Instructions for the task
Copy each line of the entries that contains the word "автомобиля".

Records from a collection
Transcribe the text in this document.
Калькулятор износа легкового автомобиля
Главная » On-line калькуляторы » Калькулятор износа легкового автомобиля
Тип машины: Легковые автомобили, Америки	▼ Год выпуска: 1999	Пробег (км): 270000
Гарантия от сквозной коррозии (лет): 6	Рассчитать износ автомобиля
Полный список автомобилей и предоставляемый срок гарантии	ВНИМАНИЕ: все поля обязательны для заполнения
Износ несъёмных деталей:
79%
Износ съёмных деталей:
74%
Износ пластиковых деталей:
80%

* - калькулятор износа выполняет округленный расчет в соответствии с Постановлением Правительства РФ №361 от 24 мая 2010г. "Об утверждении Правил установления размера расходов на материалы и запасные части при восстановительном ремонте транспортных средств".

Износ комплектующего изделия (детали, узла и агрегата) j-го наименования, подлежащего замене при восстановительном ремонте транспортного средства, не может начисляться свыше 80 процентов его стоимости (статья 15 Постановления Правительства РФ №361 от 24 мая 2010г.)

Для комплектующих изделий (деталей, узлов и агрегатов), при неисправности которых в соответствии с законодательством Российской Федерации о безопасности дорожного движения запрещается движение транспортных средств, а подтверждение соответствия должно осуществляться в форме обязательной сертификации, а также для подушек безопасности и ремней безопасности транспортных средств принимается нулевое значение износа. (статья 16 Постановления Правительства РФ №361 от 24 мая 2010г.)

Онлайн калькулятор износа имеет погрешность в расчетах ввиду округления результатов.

Full output
Калькулятор износа легкового автомобиля
Главная » On-line калькуляторы » Калькулятор износа легкового автомобиля
Гарантия от сквозной коррозии (лет): 6	Рассчитать износ автомобиля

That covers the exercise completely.